GIVEN RECORDS:
....................
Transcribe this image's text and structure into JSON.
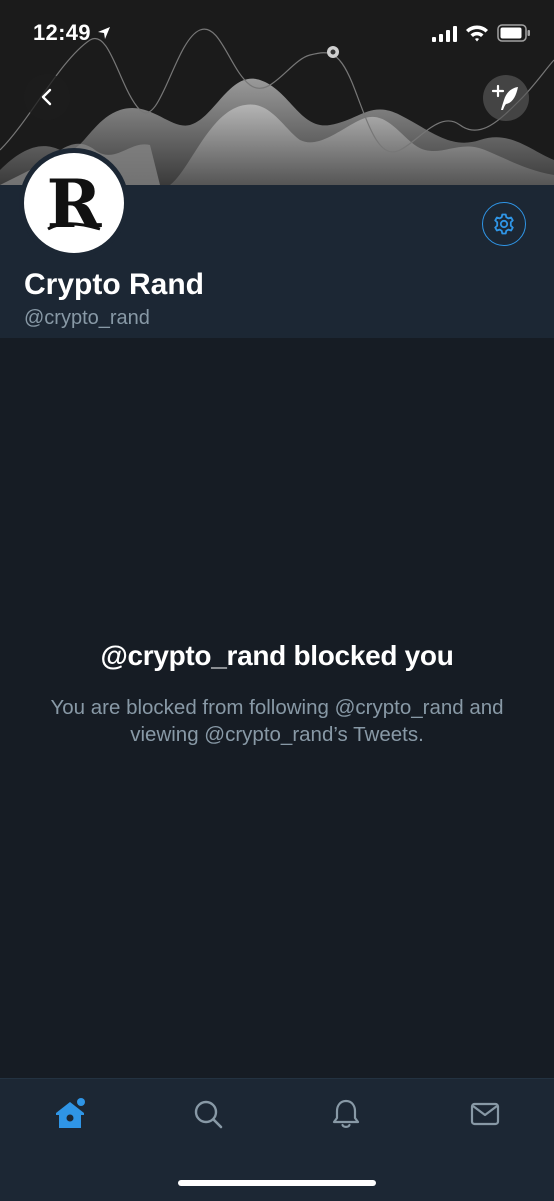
{
  "status_bar": {
    "time": "12:49",
    "icons": [
      "location-arrow-icon",
      "cellular-signal-icon",
      "wifi-icon",
      "battery-icon"
    ]
  },
  "header": {
    "back_icon": "chevron-left-icon",
    "compose_icon": "plus-feather-compose-icon"
  },
  "profile": {
    "avatar_letter": "R",
    "display_name": "Crypto Rand",
    "handle": "@crypto_rand",
    "settings_icon": "gear-icon"
  },
  "blocked": {
    "title": "@crypto_rand blocked you",
    "message": "You are blocked from following @crypto_rand and viewing @crypto_rand’s Tweets."
  },
  "tabbar": {
    "tabs": [
      {
        "name": "home",
        "icon": "home-icon",
        "active": true
      },
      {
        "name": "search",
        "icon": "search-icon",
        "active": false
      },
      {
        "name": "notifications",
        "icon": "bell-icon",
        "active": false
      },
      {
        "name": "messages",
        "icon": "envelope-icon",
        "active": false
      }
    ]
  },
  "colors": {
    "accent": "#2f95e6",
    "background": "#161c24",
    "panel": "#1c2734",
    "secondary_text": "#8899a6"
  }
}
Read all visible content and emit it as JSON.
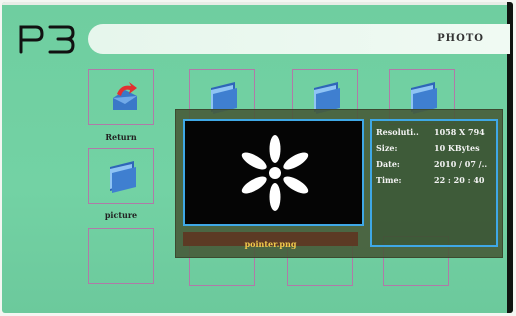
{
  "header": {
    "logo_text": "P3",
    "title": "PHOTO"
  },
  "items": [
    {
      "label": "Return",
      "icon": "return-arrow-icon"
    },
    {
      "label": "",
      "icon": "folder-icon"
    },
    {
      "label": "",
      "icon": "folder-icon"
    },
    {
      "label": "",
      "icon": "folder-icon"
    },
    {
      "label": "picture",
      "icon": "folder-icon"
    }
  ],
  "preview": {
    "filename": "pointer.png",
    "image": "asterisk-pointer"
  },
  "info": {
    "resolution_label": "Resoluti..",
    "resolution_value": "1058 X 794",
    "size_label": "Size:",
    "size_value": "10 KBytes",
    "date_label": "Date:",
    "date_value": "2010 / 07 /..",
    "time_label": "Time:",
    "time_value": "22 : 20 : 40"
  },
  "colors": {
    "background": "#6fcea0",
    "accent_border": "#3fa8e6",
    "tile_border": "#b07aa8",
    "filename_text": "#f2c94c"
  }
}
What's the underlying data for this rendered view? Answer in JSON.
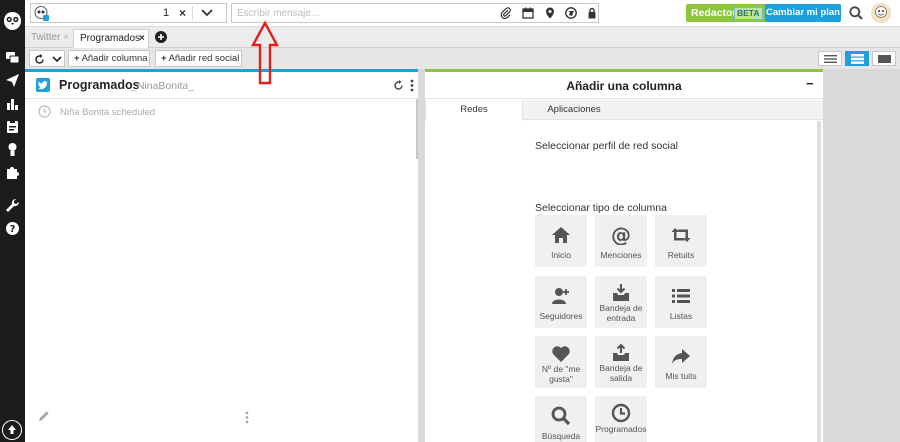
{
  "topbar": {
    "profile_count": "1",
    "remove_label": "×",
    "compose_placeholder": "Escribir mensaje...",
    "redactor_label": "Redactor",
    "beta_label": "BETA",
    "plan_label": "Cambiar mi plan"
  },
  "tabs": [
    {
      "label": "Twitter",
      "close": "×"
    },
    {
      "label": "Programados",
      "close": "×"
    }
  ],
  "toolbar": {
    "add_column": "Añadir columna",
    "add_network": "Añadir red social"
  },
  "column": {
    "title": "Programados",
    "account": "_NinaBonita_",
    "scheduled_text": "Niña Bonita scheduled"
  },
  "add_panel": {
    "title": "Añadir una columna",
    "minimize": "−",
    "tabs": [
      "Redes",
      "Aplicaciones"
    ],
    "select_profile": "Seleccionar perfil de red social",
    "select_type": "Seleccionar tipo de columna",
    "tiles": [
      "Inicio",
      "Menciones",
      "Retuits",
      "Seguidores",
      "Bandeja de entrada",
      "Listas",
      "Nº de \"me gusta\"",
      "Bandeja de salida",
      "Mis tuits",
      "Búsqueda",
      "Programados"
    ]
  },
  "colors": {
    "sidebar": "#1c1c1c",
    "accent_blue": "#1fa0dc",
    "accent_green": "#8cc63e",
    "annotation_red": "#e0201b"
  }
}
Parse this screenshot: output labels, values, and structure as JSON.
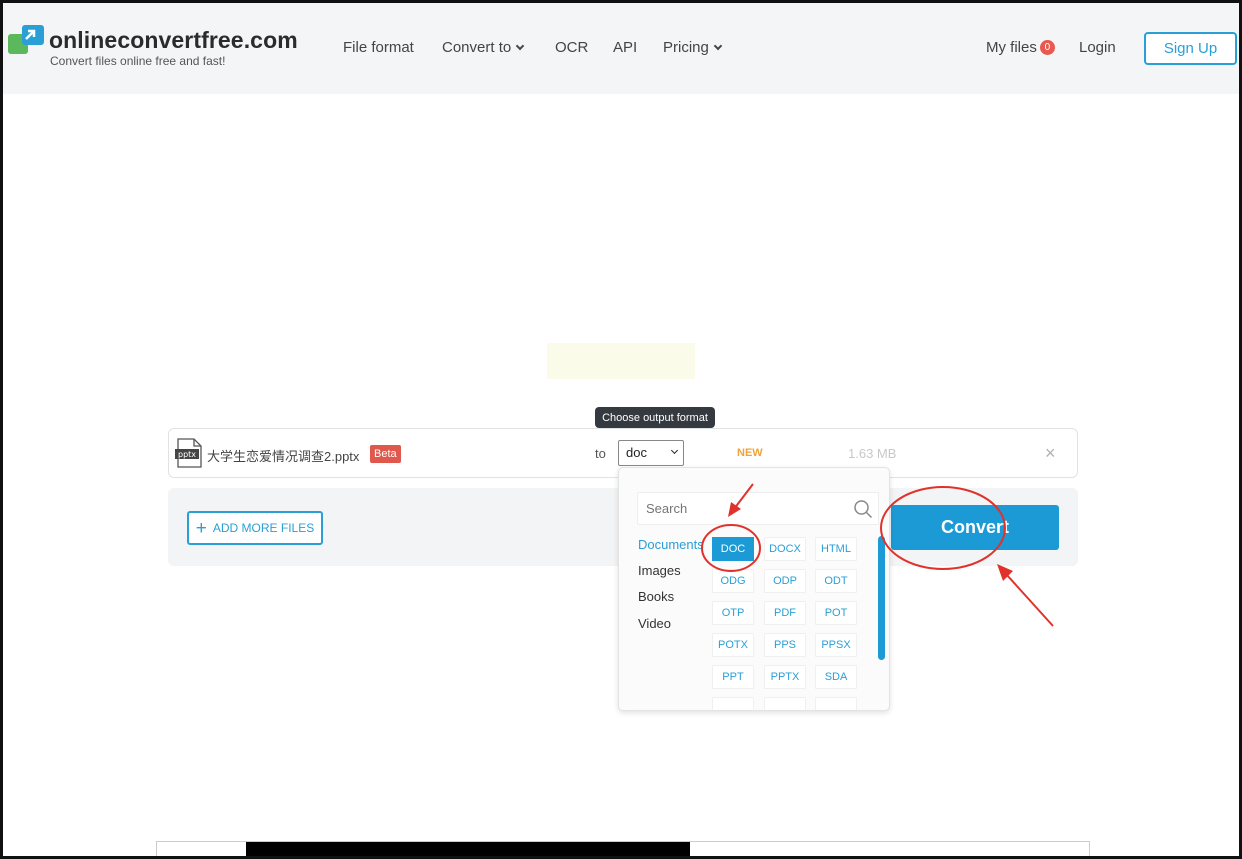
{
  "header": {
    "logo_title": "onlineconvertfree.com",
    "logo_tagline": "Convert files online free and fast!",
    "nav": {
      "file_format": "File format",
      "convert_to": "Convert to",
      "ocr": "OCR",
      "api": "API",
      "pricing": "Pricing"
    },
    "my_files": "My files",
    "my_files_count": "0",
    "login": "Login",
    "signup": "Sign Up"
  },
  "tooltip": "Choose output format",
  "file": {
    "icon_label": "pptx",
    "name": "大学生恋爱情况调查2.pptx",
    "beta": "Beta",
    "to_label": "to",
    "selected_format": "doc",
    "status": "NEW",
    "size": "1.63 MB",
    "remove": "×"
  },
  "actions": {
    "add_more": "ADD MORE FILES",
    "convert": "Convert"
  },
  "dropdown": {
    "search_placeholder": "Search",
    "categories": [
      "Documents",
      "Images",
      "Books",
      "Video"
    ],
    "active_category": "Documents",
    "formats": [
      [
        "DOC",
        "DOCX",
        "HTML"
      ],
      [
        "ODG",
        "ODP",
        "ODT"
      ],
      [
        "OTP",
        "PDF",
        "POT"
      ],
      [
        "POTX",
        "PPS",
        "PPSX"
      ],
      [
        "PPT",
        "PPTX",
        "SDA"
      ]
    ],
    "selected_format": "DOC"
  },
  "colors": {
    "accent": "#1b9ad6",
    "badge": "#e85a4f",
    "status_new": "#f0a33a",
    "annotation": "#e0322a"
  }
}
....................
GOAL: Pictures are not part of the copy; reproduce everything else in the records exactly.

FULL OUTPUT:
Transcribe this image's text and structure into JSON.
{
  "status_bar": {
    "time": "12:49",
    "icons": [
      "location-arrow-icon",
      "cellular-signal-icon",
      "wifi-icon",
      "battery-icon"
    ]
  },
  "header": {
    "back_icon": "chevron-left-icon",
    "compose_icon": "plus-feather-compose-icon"
  },
  "profile": {
    "avatar_letter": "R",
    "display_name": "Crypto Rand",
    "handle": "@crypto_rand",
    "settings_icon": "gear-icon"
  },
  "blocked": {
    "title": "@crypto_rand blocked you",
    "message": "You are blocked from following @crypto_rand and viewing @crypto_rand’s Tweets."
  },
  "tabbar": {
    "tabs": [
      {
        "name": "home",
        "icon": "home-icon",
        "active": true
      },
      {
        "name": "search",
        "icon": "search-icon",
        "active": false
      },
      {
        "name": "notifications",
        "icon": "bell-icon",
        "active": false
      },
      {
        "name": "messages",
        "icon": "envelope-icon",
        "active": false
      }
    ]
  },
  "colors": {
    "accent": "#2f95e6",
    "background": "#161c24",
    "panel": "#1c2734",
    "secondary_text": "#8899a6"
  }
}
Read all visible content and emit it as JSON.
{
  "header": {
    "logo_text": "P3",
    "title": "PHOTO"
  },
  "items": [
    {
      "label": "Return",
      "icon": "return-arrow-icon"
    },
    {
      "label": "",
      "icon": "folder-icon"
    },
    {
      "label": "",
      "icon": "folder-icon"
    },
    {
      "label": "",
      "icon": "folder-icon"
    },
    {
      "label": "picture",
      "icon": "folder-icon"
    }
  ],
  "preview": {
    "filename": "pointer.png",
    "image": "asterisk-pointer"
  },
  "info": {
    "resolution_label": "Resoluti..",
    "resolution_value": "1058 X 794",
    "size_label": "Size:",
    "size_value": "10 KBytes",
    "date_label": "Date:",
    "date_value": "2010 / 07 /..",
    "time_label": "Time:",
    "time_value": "22 : 20 : 40"
  },
  "colors": {
    "background": "#6fcea0",
    "accent_border": "#3fa8e6",
    "tile_border": "#b07aa8",
    "filename_text": "#f2c94c"
  }
}
What's the underlying data for this rendered view? Answer in JSON.
{
  "topbar": {
    "profile_count": "1",
    "remove_label": "×",
    "compose_placeholder": "Escribir mensaje...",
    "redactor_label": "Redactor",
    "beta_label": "BETA",
    "plan_label": "Cambiar mi plan"
  },
  "tabs": [
    {
      "label": "Twitter",
      "close": "×"
    },
    {
      "label": "Programados",
      "close": "×"
    }
  ],
  "toolbar": {
    "add_column": "Añadir columna",
    "add_network": "Añadir red social"
  },
  "column": {
    "title": "Programados",
    "account": "_NinaBonita_",
    "scheduled_text": "Niña Bonita scheduled"
  },
  "add_panel": {
    "title": "Añadir una columna",
    "minimize": "−",
    "tabs": [
      "Redes",
      "Aplicaciones"
    ],
    "select_profile": "Seleccionar perfil de red social",
    "select_type": "Seleccionar tipo de columna",
    "tiles": [
      "Inicio",
      "Menciones",
      "Retuits",
      "Seguidores",
      "Bandeja de entrada",
      "Listas",
      "Nº de \"me gusta\"",
      "Bandeja de salida",
      "Mis tuits",
      "Búsqueda",
      "Programados"
    ]
  },
  "colors": {
    "sidebar": "#1c1c1c",
    "accent_blue": "#1fa0dc",
    "accent_green": "#8cc63e",
    "annotation_red": "#e0201b"
  }
}
Parse this screenshot: output labels, values, and structure as JSON.
{
  "header": {
    "logo_title": "onlineconvertfree.com",
    "logo_tagline": "Convert files online free and fast!",
    "nav": {
      "file_format": "File format",
      "convert_to": "Convert to",
      "ocr": "OCR",
      "api": "API",
      "pricing": "Pricing"
    },
    "my_files": "My files",
    "my_files_count": "0",
    "login": "Login",
    "signup": "Sign Up"
  },
  "tooltip": "Choose output format",
  "file": {
    "icon_label": "pptx",
    "name": "大学生恋爱情况调查2.pptx",
    "beta": "Beta",
    "to_label": "to",
    "selected_format": "doc",
    "status": "NEW",
    "size": "1.63 MB",
    "remove": "×"
  },
  "actions": {
    "add_more": "ADD MORE FILES",
    "convert": "Convert"
  },
  "dropdown": {
    "search_placeholder": "Search",
    "categories": [
      "Documents",
      "Images",
      "Books",
      "Video"
    ],
    "active_category": "Documents",
    "formats": [
      [
        "DOC",
        "DOCX",
        "HTML"
      ],
      [
        "ODG",
        "ODP",
        "ODT"
      ],
      [
        "OTP",
        "PDF",
        "POT"
      ],
      [
        "POTX",
        "PPS",
        "PPSX"
      ],
      [
        "PPT",
        "PPTX",
        "SDA"
      ]
    ],
    "selected_format": "DOC"
  },
  "colors": {
    "accent": "#1b9ad6",
    "badge": "#e85a4f",
    "status_new": "#f0a33a",
    "annotation": "#e0322a"
  }
}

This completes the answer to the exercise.